> **Task statement**: The material below should be written out in full and exactly; pictures stay out of the copy.

> **Input records**:
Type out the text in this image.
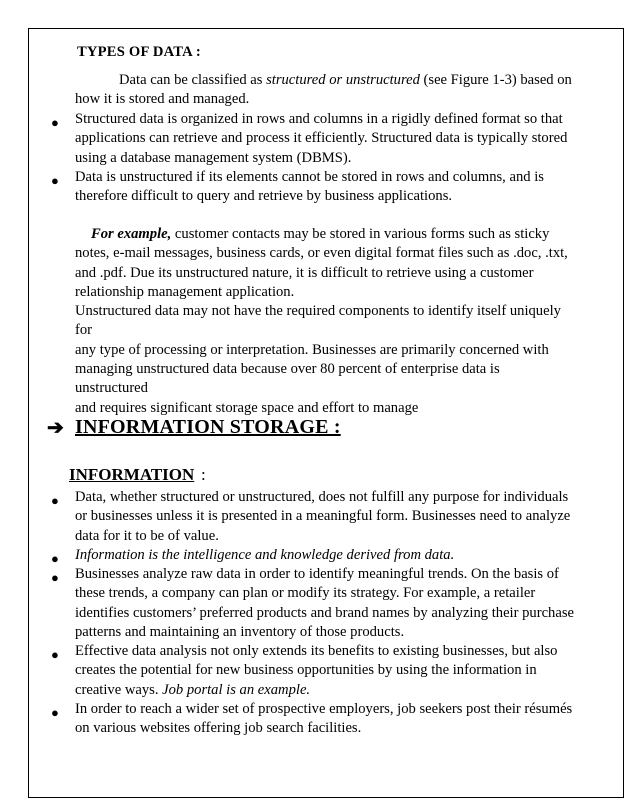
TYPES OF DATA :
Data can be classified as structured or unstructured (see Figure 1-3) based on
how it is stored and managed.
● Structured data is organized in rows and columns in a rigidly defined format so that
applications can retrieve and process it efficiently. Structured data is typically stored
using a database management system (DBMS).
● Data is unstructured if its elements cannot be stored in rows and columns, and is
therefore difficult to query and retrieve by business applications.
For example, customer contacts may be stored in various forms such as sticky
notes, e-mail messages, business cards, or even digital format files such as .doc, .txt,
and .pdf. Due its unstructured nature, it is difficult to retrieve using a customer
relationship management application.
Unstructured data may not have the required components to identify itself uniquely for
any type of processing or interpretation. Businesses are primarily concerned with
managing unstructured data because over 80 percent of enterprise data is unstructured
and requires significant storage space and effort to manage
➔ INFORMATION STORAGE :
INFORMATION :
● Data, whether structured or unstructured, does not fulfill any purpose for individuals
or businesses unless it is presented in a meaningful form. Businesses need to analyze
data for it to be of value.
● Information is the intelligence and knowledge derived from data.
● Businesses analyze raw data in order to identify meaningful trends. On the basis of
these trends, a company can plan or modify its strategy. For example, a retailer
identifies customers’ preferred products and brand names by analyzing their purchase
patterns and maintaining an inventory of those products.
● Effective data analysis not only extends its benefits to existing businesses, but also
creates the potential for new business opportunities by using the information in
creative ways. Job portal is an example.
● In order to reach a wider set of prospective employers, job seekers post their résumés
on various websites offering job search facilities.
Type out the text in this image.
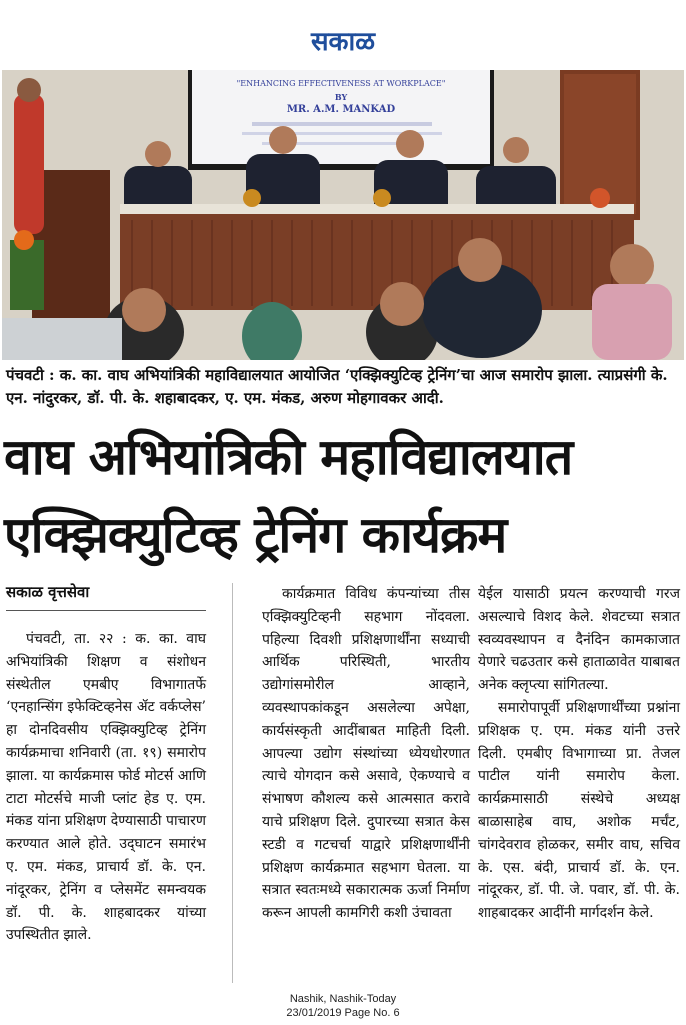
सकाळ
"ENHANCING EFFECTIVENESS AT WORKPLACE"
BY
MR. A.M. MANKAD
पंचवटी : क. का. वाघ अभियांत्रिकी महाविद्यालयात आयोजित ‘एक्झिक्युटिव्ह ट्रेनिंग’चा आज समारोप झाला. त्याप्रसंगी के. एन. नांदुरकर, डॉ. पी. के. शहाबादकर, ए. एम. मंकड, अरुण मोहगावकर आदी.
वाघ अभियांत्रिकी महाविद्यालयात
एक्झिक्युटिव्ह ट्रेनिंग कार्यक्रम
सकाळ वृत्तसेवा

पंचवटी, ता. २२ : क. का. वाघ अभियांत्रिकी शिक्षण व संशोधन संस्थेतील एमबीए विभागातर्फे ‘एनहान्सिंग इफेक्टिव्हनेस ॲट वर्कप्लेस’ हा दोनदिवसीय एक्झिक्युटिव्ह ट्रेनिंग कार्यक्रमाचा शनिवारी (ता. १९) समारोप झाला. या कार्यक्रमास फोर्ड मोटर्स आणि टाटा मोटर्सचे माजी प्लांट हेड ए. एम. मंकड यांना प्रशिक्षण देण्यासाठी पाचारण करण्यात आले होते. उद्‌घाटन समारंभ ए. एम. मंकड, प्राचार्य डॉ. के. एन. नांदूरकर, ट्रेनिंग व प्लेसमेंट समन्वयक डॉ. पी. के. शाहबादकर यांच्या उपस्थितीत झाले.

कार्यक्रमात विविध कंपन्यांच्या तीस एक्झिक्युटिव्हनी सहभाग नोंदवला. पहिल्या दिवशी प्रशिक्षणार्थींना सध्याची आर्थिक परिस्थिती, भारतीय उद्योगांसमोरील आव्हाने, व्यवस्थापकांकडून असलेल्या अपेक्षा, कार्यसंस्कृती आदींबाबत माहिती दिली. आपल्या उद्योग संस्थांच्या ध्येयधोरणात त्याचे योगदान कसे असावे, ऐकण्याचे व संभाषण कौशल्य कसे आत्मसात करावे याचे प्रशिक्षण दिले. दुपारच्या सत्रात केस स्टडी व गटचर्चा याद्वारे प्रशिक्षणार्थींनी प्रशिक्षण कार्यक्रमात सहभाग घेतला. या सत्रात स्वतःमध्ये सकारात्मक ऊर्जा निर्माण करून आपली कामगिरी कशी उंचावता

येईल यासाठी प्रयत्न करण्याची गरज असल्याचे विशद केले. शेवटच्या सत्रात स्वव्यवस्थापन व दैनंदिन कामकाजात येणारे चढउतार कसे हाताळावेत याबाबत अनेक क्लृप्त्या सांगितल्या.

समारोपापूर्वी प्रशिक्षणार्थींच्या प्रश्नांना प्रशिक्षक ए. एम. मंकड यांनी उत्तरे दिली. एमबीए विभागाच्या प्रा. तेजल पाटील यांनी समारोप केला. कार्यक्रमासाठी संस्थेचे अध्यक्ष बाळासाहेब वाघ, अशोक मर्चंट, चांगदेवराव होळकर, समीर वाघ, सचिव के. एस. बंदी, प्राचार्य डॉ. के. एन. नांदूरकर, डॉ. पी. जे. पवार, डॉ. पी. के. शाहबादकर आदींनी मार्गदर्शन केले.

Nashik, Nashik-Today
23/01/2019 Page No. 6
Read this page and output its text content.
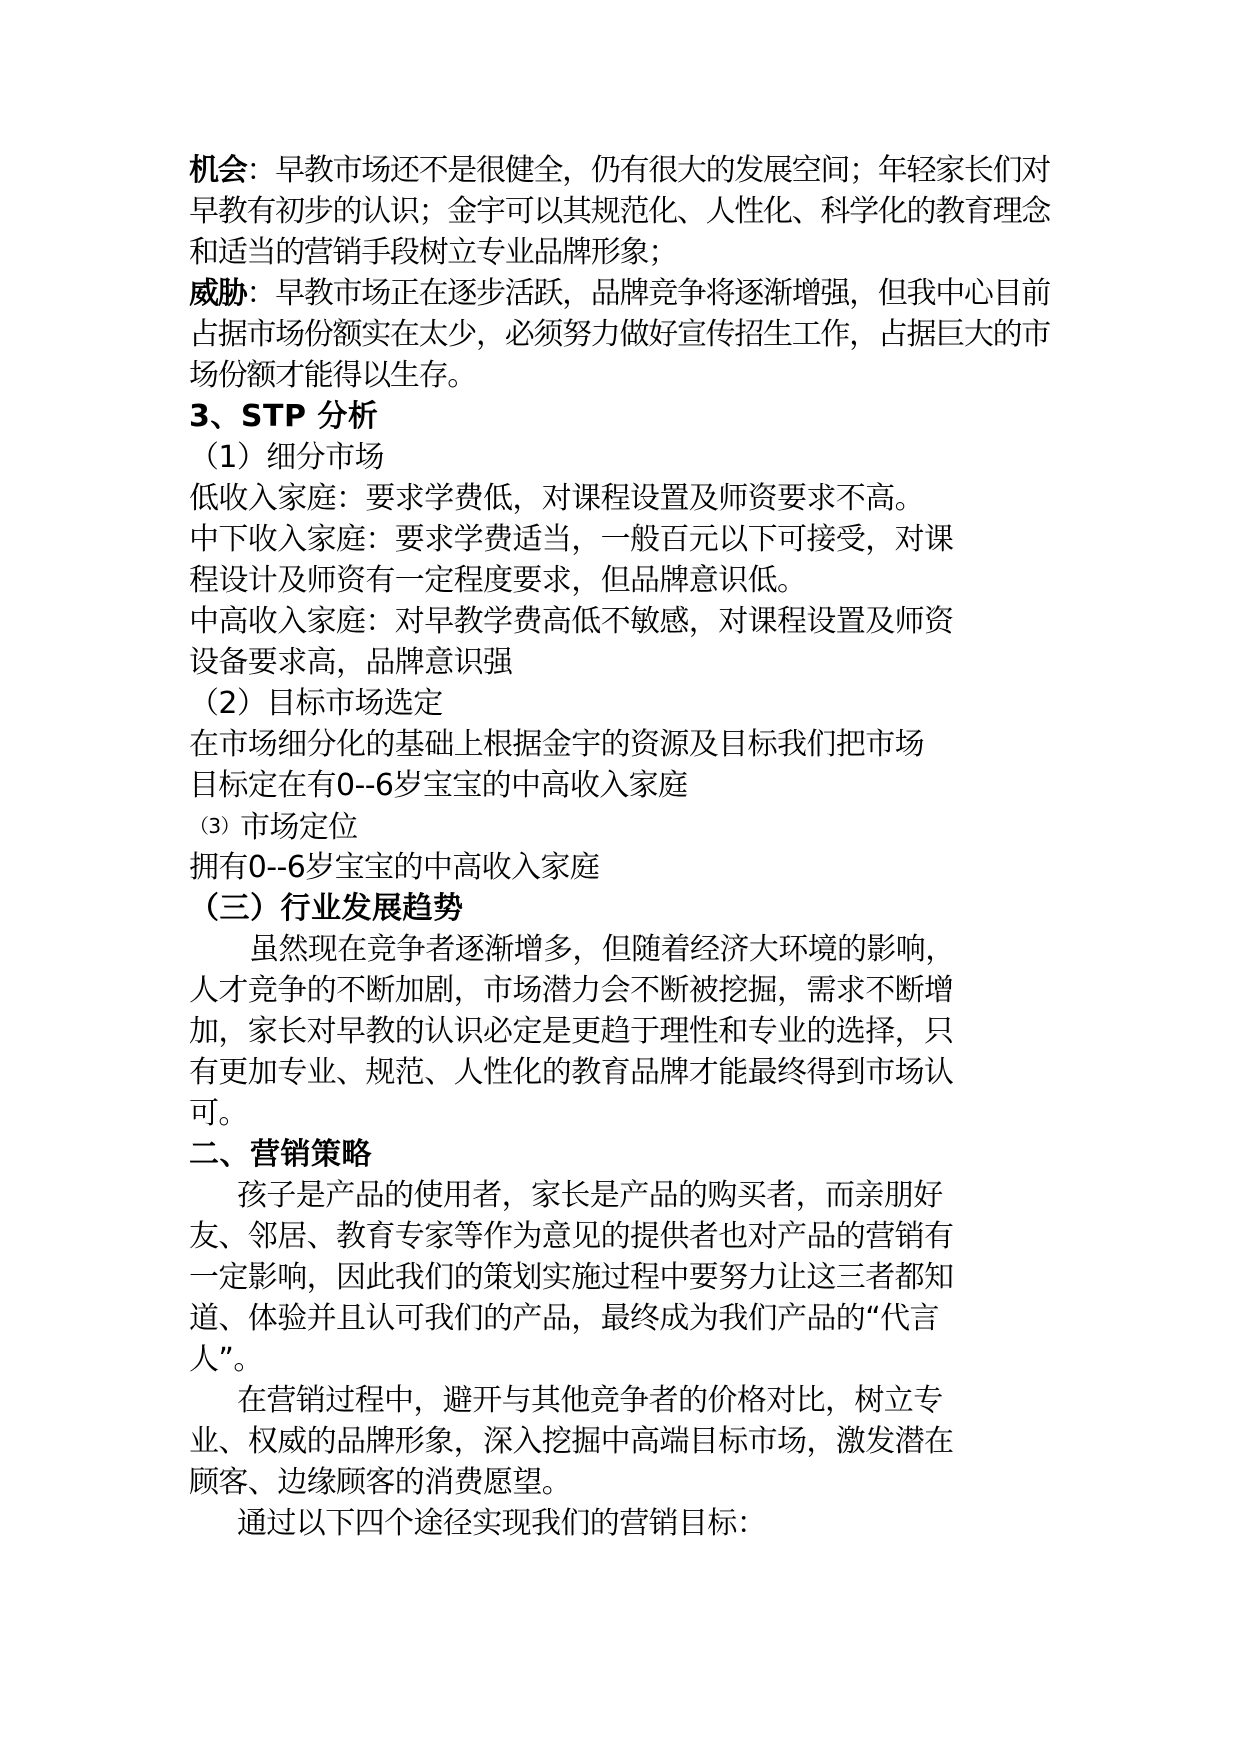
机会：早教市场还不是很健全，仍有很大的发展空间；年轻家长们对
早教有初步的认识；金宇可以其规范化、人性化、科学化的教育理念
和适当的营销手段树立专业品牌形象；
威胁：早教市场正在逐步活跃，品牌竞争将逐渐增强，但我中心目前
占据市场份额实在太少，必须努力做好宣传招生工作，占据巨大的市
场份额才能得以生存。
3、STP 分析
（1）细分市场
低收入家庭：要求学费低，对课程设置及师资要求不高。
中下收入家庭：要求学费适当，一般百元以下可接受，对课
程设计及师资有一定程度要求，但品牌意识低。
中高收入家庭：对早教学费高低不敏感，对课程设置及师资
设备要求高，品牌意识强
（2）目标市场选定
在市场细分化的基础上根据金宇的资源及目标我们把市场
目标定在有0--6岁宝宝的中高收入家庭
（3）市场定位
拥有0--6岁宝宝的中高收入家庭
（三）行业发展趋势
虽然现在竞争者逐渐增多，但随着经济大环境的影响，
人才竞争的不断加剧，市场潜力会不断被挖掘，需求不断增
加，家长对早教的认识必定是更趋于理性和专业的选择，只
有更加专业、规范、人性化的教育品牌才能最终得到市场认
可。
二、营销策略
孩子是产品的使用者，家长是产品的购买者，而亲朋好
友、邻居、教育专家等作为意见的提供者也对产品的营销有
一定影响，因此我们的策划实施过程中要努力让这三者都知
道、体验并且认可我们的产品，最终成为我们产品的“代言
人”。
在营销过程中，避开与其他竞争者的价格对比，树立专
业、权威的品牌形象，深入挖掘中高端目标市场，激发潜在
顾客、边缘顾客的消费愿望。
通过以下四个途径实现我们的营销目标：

> **Right answer**:
Type out the text in this image.
TYPES OF DATA :
Data can be classified as structured or unstructured (see Figure 1-3) based on
how it is stored and managed.
● Structured data is organized in rows and columns in a rigidly defined format so that
applications can retrieve and process it efficiently. Structured data is typically stored
using a database management system (DBMS).
● Data is unstructured if its elements cannot be stored in rows and columns, and is
therefore difficult to query and retrieve by business applications.
For example, customer contacts may be stored in various forms such as sticky
notes, e-mail messages, business cards, or even digital format files such as .doc, .txt,
and .pdf. Due its unstructured nature, it is difficult to retrieve using a customer
relationship management application.
Unstructured data may not have the required components to identify itself uniquely for
any type of processing or interpretation. Businesses are primarily concerned with
managing unstructured data because over 80 percent of enterprise data is unstructured
and requires significant storage space and effort to manage
➔ INFORMATION STORAGE :
INFORMATION :
● Data, whether structured or unstructured, does not fulfill any purpose for individuals
or businesses unless it is presented in a meaningful form. Businesses need to analyze
data for it to be of value.
● Information is the intelligence and knowledge derived from data.
● Businesses analyze raw data in order to identify meaningful trends. On the basis of
these trends, a company can plan or modify its strategy. For example, a retailer
identifies customers’ preferred products and brand names by analyzing their purchase
patterns and maintaining an inventory of those products.
● Effective data analysis not only extends its benefits to existing businesses, but also
creates the potential for new business opportunities by using the information in
creative ways. Job portal is an example.
● In order to reach a wider set of prospective employers, job seekers post their résumés
on various websites offering job search facilities.
Type out the text in this image.
सकाळ
"ENHANCING EFFECTIVENESS AT WORKPLACE"
BY
MR. A.M. MANKAD
पंचवटी : क. का. वाघ अभियांत्रिकी महाविद्यालयात आयोजित ‘एक्झिक्युटिव्ह ट्रेनिंग’चा आज समारोप झाला. त्याप्रसंगी के. एन. नांदुरकर, डॉ. पी. के. शहाबादकर, ए. एम. मंकड, अरुण मोहगावकर आदी.
वाघ अभियांत्रिकी महाविद्यालयात
एक्झिक्युटिव्ह ट्रेनिंग कार्यक्रम
सकाळ वृत्तसेवा

पंचवटी, ता. २२ : क. का. वाघ अभियांत्रिकी शिक्षण व संशोधन संस्थेतील एमबीए विभागातर्फे ‘एनहान्सिंग इफेक्टिव्हनेस ॲट वर्कप्लेस’ हा दोनदिवसीय एक्झिक्युटिव्ह ट्रेनिंग कार्यक्रमाचा शनिवारी (ता. १९) समारोप झाला. या कार्यक्रमास फोर्ड मोटर्स आणि टाटा मोटर्सचे माजी प्लांट हेड ए. एम. मंकड यांना प्रशिक्षण देण्यासाठी पाचारण करण्यात आले होते. उद्‌घाटन समारंभ ए. एम. मंकड, प्राचार्य डॉ. के. एन. नांदूरकर, ट्रेनिंग व प्लेसमेंट समन्वयक डॉ. पी. के. शाहबादकर यांच्या उपस्थितीत झाले.

कार्यक्रमात विविध कंपन्यांच्या तीस एक्झिक्युटिव्हनी सहभाग नोंदवला. पहिल्या दिवशी प्रशिक्षणार्थींना सध्याची आर्थिक परिस्थिती, भारतीय उद्योगांसमोरील आव्हाने, व्यवस्थापकांकडून असलेल्या अपेक्षा, कार्यसंस्कृती आदींबाबत माहिती दिली. आपल्या उद्योग संस्थांच्या ध्येयधोरणात त्याचे योगदान कसे असावे, ऐकण्याचे व संभाषण कौशल्य कसे आत्मसात करावे याचे प्रशिक्षण दिले. दुपारच्या सत्रात केस स्टडी व गटचर्चा याद्वारे प्रशिक्षणार्थींनी प्रशिक्षण कार्यक्रमात सहभाग घेतला. या सत्रात स्वतःमध्ये सकारात्मक ऊर्जा निर्माण करून आपली कामगिरी कशी उंचावता

येईल यासाठी प्रयत्न करण्याची गरज असल्याचे विशद केले. शेवटच्या सत्रात स्वव्यवस्थापन व दैनंदिन कामकाजात येणारे चढउतार कसे हाताळावेत याबाबत अनेक क्लृप्त्या सांगितल्या.

समारोपापूर्वी प्रशिक्षणार्थींच्या प्रश्नांना प्रशिक्षक ए. एम. मंकड यांनी उत्तरे दिली. एमबीए विभागाच्या प्रा. तेजल पाटील यांनी समारोप केला. कार्यक्रमासाठी संस्थेचे अध्यक्ष बाळासाहेब वाघ, अशोक मर्चंट, चांगदेवराव होळकर, समीर वाघ, सचिव के. एस. बंदी, प्राचार्य डॉ. के. एन. नांदूरकर, डॉ. पी. जे. पवार, डॉ. पी. के. शाहबादकर आदींनी मार्गदर्शन केले.

Nashik, Nashik-Today
23/01/2019 Page No. 6
Read this page and output its text content.
机会：早教市场还不是很健全，仍有很大的发展空间；年轻家长们对
早教有初步的认识；金宇可以其规范化、人性化、科学化的教育理念
和适当的营销手段树立专业品牌形象；
威胁：早教市场正在逐步活跃，品牌竞争将逐渐增强，但我中心目前
占据市场份额实在太少，必须努力做好宣传招生工作，占据巨大的市
场份额才能得以生存。
3、STP 分析
（1）细分市场
低收入家庭：要求学费低，对课程设置及师资要求不高。
中下收入家庭：要求学费适当，一般百元以下可接受，对课
程设计及师资有一定程度要求，但品牌意识低。
中高收入家庭：对早教学费高低不敏感，对课程设置及师资
设备要求高，品牌意识强
（2）目标市场选定
在市场细分化的基础上根据金宇的资源及目标我们把市场
目标定在有0--6岁宝宝的中高收入家庭
（3）市场定位
拥有0--6岁宝宝的中高收入家庭
（三）行业发展趋势
虽然现在竞争者逐渐增多，但随着经济大环境的影响，
人才竞争的不断加剧，市场潜力会不断被挖掘，需求不断增
加，家长对早教的认识必定是更趋于理性和专业的选择，只
有更加专业、规范、人性化的教育品牌才能最终得到市场认
可。
二、营销策略
孩子是产品的使用者，家长是产品的购买者，而亲朋好
友、邻居、教育专家等作为意见的提供者也对产品的营销有
一定影响，因此我们的策划实施过程中要努力让这三者都知
道、体验并且认可我们的产品，最终成为我们产品的“代言
人”。
在营销过程中，避开与其他竞争者的价格对比，树立专
业、权威的品牌形象，深入挖掘中高端目标市场，激发潜在
顾客、边缘顾客的消费愿望。
通过以下四个途径实现我们的营销目标：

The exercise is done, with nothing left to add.